▶ _DATA SECTION_
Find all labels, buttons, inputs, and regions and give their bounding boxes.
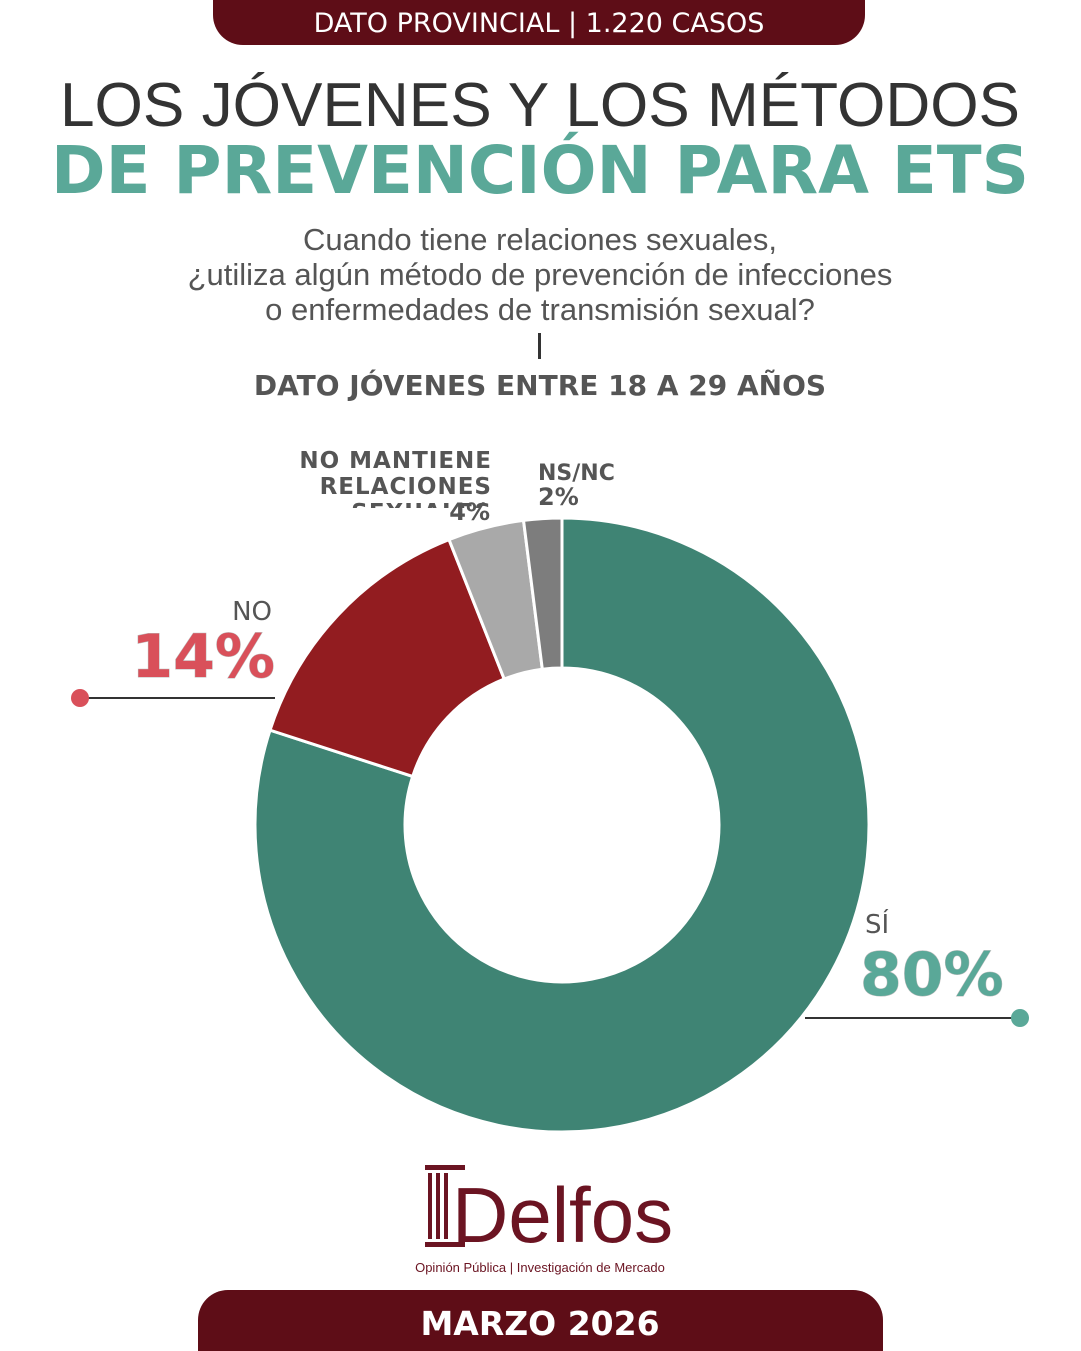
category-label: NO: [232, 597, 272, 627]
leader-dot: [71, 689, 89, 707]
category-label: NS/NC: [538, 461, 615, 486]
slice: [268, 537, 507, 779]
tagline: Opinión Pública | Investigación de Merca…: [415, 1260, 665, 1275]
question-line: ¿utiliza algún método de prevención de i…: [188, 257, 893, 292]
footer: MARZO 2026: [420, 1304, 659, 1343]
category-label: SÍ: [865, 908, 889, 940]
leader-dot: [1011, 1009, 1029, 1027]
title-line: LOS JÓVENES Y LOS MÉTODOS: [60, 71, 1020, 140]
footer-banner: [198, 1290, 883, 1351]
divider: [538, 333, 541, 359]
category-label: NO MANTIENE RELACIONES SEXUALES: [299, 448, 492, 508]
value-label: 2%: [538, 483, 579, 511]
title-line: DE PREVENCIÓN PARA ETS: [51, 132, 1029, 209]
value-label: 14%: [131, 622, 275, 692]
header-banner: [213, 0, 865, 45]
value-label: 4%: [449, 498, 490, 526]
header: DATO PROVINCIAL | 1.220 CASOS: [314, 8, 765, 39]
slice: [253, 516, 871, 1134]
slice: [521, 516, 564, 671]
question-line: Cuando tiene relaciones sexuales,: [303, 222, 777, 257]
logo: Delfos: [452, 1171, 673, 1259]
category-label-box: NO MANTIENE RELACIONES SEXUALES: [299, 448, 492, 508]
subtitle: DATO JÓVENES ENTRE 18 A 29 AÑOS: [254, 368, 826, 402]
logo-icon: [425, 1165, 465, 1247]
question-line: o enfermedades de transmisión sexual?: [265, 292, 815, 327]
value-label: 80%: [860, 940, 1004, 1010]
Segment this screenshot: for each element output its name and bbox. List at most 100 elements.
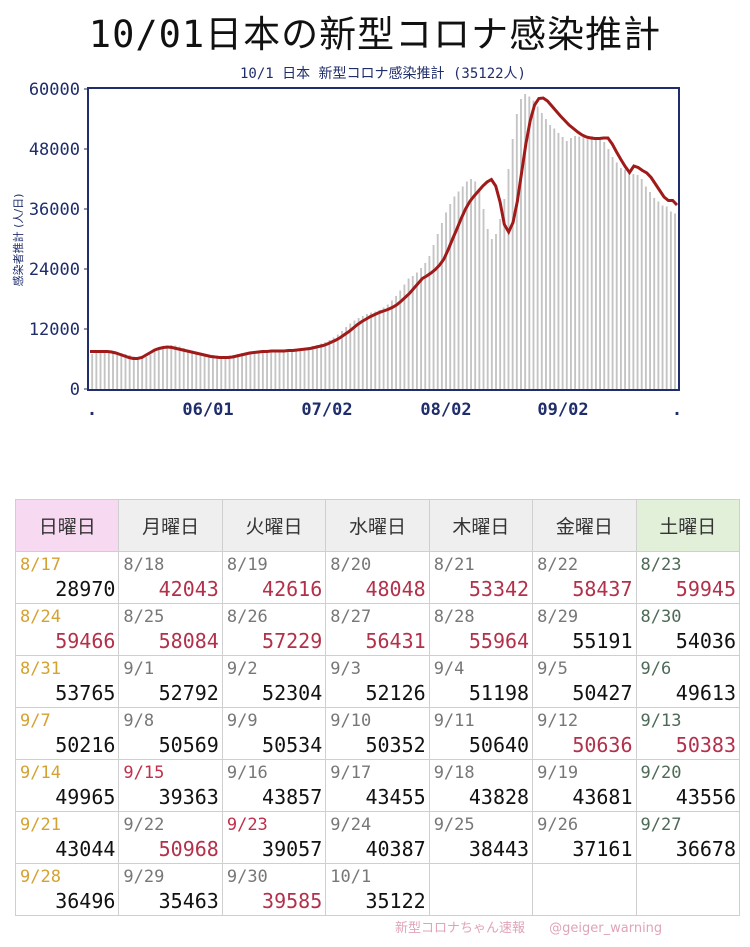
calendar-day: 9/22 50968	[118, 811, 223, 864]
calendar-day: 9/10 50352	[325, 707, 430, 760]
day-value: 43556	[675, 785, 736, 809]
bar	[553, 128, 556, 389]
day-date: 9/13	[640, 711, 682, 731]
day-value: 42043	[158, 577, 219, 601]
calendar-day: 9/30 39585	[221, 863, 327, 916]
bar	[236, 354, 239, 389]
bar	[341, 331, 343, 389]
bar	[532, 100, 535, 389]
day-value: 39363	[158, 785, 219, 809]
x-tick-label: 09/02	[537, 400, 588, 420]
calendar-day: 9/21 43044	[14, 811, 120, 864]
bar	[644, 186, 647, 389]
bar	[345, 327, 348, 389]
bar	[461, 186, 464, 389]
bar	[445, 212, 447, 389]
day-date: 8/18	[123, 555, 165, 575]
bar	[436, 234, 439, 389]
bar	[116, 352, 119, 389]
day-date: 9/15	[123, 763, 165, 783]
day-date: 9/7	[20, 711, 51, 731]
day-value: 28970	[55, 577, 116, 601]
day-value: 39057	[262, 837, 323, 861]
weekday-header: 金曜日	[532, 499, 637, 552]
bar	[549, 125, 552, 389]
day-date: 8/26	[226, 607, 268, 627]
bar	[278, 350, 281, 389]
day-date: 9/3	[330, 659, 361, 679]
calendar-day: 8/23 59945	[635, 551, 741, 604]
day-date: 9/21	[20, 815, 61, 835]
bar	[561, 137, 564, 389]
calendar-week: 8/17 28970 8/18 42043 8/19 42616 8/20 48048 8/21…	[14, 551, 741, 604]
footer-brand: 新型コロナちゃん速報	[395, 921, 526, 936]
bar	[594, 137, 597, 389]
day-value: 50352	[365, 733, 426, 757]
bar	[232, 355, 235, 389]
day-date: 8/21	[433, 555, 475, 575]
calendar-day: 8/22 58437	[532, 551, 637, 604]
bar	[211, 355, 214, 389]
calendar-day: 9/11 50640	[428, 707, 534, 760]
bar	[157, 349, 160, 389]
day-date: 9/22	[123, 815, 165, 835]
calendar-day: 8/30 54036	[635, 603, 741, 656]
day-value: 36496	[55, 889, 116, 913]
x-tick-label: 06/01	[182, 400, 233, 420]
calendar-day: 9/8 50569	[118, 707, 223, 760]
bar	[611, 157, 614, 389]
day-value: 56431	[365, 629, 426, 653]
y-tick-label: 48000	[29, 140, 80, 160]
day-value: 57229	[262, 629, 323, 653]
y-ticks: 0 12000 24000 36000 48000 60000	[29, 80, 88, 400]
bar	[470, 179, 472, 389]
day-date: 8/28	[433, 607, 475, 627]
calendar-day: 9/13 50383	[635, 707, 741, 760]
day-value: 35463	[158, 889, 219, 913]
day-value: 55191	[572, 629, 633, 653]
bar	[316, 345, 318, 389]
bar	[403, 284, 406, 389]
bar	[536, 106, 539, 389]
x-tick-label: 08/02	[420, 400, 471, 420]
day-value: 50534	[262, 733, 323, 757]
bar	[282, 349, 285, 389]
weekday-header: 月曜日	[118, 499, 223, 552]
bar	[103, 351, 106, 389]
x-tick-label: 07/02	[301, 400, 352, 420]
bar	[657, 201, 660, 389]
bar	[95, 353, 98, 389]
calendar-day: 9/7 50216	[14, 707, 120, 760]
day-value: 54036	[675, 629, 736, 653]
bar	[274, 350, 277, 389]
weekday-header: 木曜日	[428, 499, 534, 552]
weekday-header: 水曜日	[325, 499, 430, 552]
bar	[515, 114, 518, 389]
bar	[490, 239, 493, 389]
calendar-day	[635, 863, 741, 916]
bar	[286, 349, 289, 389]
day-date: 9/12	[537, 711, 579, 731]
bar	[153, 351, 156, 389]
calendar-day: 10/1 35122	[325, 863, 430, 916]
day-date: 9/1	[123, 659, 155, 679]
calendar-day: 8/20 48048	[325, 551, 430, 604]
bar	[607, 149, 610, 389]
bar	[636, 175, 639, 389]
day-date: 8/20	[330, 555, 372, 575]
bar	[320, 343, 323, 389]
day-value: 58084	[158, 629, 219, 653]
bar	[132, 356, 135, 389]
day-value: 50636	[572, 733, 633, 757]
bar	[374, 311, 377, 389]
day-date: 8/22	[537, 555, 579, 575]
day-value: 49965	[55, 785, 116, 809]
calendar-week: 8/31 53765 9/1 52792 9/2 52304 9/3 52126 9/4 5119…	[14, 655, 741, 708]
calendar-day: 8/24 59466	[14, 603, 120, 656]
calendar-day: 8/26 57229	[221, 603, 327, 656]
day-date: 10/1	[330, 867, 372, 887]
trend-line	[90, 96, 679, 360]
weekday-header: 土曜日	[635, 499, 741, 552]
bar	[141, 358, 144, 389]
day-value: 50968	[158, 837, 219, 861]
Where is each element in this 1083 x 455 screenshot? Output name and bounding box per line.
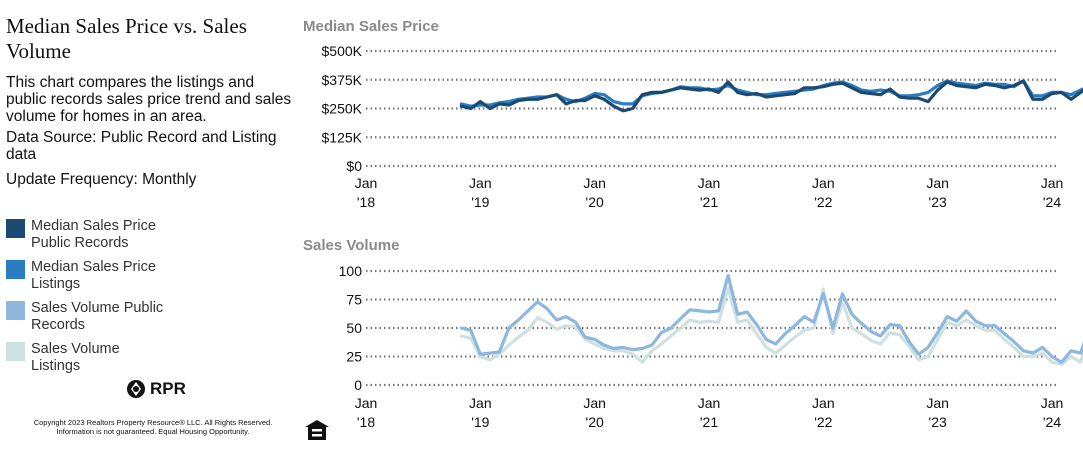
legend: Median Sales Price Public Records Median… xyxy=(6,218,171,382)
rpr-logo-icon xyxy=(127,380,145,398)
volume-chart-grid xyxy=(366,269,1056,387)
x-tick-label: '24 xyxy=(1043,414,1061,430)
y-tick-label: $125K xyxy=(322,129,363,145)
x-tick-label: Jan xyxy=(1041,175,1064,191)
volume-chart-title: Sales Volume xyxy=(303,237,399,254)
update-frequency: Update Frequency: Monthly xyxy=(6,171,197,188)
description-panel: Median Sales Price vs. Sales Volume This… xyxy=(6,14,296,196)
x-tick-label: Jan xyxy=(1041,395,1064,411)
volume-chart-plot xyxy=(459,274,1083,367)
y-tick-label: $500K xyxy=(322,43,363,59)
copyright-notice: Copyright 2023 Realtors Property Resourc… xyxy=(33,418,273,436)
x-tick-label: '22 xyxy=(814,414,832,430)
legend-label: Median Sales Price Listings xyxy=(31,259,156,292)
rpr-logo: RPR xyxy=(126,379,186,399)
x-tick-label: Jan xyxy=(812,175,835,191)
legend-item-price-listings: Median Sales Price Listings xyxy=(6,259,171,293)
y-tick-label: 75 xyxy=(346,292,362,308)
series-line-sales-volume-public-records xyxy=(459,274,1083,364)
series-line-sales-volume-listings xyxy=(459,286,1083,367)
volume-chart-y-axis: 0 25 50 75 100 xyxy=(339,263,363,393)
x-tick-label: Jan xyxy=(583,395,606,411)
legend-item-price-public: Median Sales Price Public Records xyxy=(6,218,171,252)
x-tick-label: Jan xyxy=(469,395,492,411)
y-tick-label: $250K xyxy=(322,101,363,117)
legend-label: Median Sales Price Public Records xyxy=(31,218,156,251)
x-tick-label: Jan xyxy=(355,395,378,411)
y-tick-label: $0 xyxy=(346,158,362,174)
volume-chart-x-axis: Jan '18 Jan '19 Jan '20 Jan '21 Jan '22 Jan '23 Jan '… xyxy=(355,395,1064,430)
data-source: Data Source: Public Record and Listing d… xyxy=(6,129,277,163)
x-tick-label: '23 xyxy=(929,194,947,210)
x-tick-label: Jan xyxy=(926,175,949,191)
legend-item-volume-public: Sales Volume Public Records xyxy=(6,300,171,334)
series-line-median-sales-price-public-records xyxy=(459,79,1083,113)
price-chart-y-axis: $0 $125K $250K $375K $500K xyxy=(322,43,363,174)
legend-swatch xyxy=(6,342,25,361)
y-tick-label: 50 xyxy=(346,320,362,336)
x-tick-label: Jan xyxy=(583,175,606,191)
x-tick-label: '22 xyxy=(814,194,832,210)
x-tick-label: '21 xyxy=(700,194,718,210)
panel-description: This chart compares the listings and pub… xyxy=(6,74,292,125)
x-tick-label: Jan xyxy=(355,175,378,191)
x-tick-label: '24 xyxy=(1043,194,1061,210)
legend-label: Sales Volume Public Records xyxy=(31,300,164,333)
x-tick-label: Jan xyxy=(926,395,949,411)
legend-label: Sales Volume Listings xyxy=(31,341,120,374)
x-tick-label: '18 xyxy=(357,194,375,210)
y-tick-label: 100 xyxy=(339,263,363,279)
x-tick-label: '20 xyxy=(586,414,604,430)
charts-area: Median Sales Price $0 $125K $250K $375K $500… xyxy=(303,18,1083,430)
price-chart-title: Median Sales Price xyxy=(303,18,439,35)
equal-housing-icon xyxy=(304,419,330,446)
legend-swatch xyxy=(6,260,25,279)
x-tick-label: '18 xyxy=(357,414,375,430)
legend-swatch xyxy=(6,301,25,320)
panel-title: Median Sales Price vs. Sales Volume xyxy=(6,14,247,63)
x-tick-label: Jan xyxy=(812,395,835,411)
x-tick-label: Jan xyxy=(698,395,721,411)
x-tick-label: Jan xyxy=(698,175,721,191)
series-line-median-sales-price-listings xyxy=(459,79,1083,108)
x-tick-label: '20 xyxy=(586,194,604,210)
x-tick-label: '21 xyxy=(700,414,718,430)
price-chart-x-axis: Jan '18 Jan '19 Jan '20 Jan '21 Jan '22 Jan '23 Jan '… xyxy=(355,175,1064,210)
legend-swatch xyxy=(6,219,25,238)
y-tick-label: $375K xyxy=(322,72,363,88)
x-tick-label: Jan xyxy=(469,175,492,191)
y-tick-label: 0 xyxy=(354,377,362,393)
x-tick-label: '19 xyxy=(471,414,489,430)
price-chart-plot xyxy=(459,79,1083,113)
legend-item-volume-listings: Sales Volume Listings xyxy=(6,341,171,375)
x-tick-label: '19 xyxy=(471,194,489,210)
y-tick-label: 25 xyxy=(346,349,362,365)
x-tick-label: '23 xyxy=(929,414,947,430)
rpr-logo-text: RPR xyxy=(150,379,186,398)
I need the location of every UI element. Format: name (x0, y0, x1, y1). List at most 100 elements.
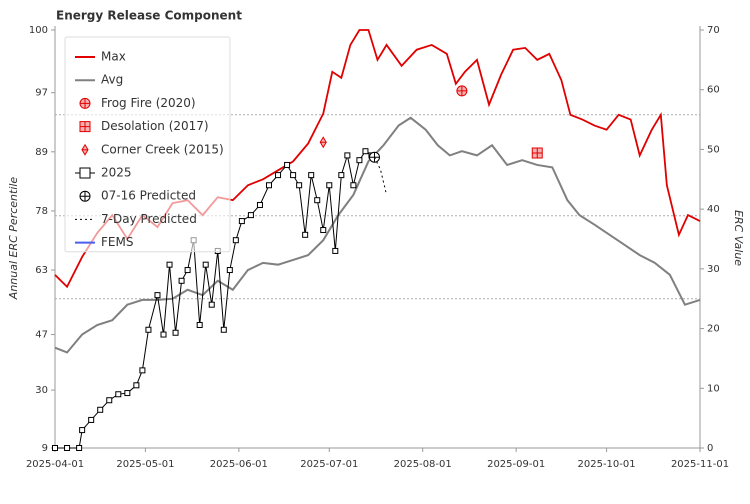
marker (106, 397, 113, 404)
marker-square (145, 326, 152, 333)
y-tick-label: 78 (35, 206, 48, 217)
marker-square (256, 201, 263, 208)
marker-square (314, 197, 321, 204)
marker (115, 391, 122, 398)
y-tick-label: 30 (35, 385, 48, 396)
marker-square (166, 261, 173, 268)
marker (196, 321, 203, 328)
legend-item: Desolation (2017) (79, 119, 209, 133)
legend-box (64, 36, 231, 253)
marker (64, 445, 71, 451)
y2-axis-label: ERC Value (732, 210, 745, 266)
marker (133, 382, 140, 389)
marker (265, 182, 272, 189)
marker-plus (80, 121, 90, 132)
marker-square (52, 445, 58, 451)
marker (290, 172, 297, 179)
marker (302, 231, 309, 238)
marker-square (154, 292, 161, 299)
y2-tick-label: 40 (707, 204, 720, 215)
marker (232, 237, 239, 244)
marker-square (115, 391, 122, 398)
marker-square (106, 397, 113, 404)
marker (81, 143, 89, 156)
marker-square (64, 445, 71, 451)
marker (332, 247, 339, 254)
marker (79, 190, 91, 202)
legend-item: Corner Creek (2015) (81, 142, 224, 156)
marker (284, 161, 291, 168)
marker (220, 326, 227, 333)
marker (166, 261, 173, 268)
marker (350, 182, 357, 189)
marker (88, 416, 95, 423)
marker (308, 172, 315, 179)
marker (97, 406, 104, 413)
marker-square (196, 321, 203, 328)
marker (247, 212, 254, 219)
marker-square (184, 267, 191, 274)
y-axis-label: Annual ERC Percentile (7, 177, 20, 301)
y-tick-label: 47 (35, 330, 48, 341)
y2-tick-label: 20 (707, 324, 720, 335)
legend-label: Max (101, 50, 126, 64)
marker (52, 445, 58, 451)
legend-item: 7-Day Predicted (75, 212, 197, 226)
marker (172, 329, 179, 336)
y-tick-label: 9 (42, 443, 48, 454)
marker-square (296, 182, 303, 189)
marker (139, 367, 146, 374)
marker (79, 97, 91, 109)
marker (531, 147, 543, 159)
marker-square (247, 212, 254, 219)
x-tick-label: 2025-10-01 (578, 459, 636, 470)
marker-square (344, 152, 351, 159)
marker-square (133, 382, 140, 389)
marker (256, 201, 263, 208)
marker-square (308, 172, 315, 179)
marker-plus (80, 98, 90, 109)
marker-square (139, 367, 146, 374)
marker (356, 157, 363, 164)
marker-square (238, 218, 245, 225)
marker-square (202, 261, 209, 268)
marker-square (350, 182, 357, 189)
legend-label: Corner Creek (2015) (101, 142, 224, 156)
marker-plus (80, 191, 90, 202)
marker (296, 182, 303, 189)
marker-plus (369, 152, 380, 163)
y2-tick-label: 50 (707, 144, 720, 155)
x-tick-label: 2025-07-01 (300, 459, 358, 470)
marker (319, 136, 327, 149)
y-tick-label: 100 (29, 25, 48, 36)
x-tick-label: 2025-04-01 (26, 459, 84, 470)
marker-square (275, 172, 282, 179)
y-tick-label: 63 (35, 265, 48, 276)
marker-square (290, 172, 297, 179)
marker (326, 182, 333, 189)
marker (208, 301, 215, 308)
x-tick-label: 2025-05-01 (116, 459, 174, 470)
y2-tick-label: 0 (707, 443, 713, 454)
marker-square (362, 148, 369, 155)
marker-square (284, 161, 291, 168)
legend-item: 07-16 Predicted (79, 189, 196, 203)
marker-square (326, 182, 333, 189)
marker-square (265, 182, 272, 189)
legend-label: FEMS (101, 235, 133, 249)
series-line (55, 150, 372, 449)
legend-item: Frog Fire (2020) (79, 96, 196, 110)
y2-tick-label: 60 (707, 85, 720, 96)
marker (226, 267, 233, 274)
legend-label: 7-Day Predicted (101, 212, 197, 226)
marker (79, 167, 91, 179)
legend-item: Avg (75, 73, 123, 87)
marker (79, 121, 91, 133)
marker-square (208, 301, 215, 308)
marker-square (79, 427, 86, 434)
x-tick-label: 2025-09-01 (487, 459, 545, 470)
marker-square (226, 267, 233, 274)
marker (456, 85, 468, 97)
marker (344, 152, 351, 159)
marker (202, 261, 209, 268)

▶ _WRITTEN PROBLEM_
Copy out the entries verbatim, from the line containing "category-label: NO: [232, 597, 272, 627]" through the line containing "value-label: 4%: [449, 498, 490, 526]", including both of those lines.

▶ _EXERCISE SOLUTION_
category-label: NO: [232, 597, 272, 627]
leader-dot: [71, 689, 89, 707]
category-label: NS/NC: [538, 461, 615, 486]
slice: [268, 537, 507, 779]
tagline: Opinión Pública | Investigación de Merca…: [415, 1260, 665, 1275]
question-line: ¿utiliza algún método de prevención de i…: [188, 257, 893, 292]
footer: MARZO 2026: [420, 1304, 659, 1343]
category-label: SÍ: [865, 908, 889, 940]
leader-dot: [1011, 1009, 1029, 1027]
title-line: LOS JÓVENES Y LOS MÉTODOS: [60, 71, 1020, 140]
footer-banner: [198, 1290, 883, 1351]
divider: [538, 333, 541, 359]
category-label: NO MANTIENE RELACIONES SEXUALES: [299, 448, 492, 508]
value-label: 2%: [538, 483, 579, 511]
title-line: DE PREVENCIÓN PARA ETS: [51, 132, 1029, 209]
value-label: 14%: [131, 622, 275, 692]
header-banner: [213, 0, 865, 45]
value-label: 4%: [449, 498, 490, 526]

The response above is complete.